What to produce: Check each line of the listing, and copy it if it contains the word "jungtis".

Records:
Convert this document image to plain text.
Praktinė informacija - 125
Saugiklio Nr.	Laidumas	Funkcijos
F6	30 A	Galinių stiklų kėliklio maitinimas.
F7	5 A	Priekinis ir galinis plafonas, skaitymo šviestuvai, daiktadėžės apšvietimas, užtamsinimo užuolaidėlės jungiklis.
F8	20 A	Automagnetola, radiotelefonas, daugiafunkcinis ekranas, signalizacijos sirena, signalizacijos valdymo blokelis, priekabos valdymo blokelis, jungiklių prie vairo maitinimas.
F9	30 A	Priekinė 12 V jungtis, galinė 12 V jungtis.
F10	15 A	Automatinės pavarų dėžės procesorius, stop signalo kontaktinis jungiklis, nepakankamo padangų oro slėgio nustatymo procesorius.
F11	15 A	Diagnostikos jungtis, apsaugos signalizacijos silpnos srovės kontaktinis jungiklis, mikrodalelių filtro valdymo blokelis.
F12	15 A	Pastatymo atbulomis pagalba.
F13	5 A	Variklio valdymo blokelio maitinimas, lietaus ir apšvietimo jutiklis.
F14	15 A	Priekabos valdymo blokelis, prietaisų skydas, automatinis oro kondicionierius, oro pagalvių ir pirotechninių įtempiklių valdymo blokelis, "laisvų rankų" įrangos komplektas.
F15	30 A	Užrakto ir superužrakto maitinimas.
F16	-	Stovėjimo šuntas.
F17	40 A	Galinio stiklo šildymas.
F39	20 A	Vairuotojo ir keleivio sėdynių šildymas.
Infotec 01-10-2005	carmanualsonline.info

Answer to this exercise:
F9	30 A	Priekinė 12 V jungtis, galinė 12 V jungtis.
F11	15 A	Diagnostikos jungtis, apsaugos signalizacijos silpnos srovės kontaktinis jungiklis, mikrodalelių filtro valdymo blokelis.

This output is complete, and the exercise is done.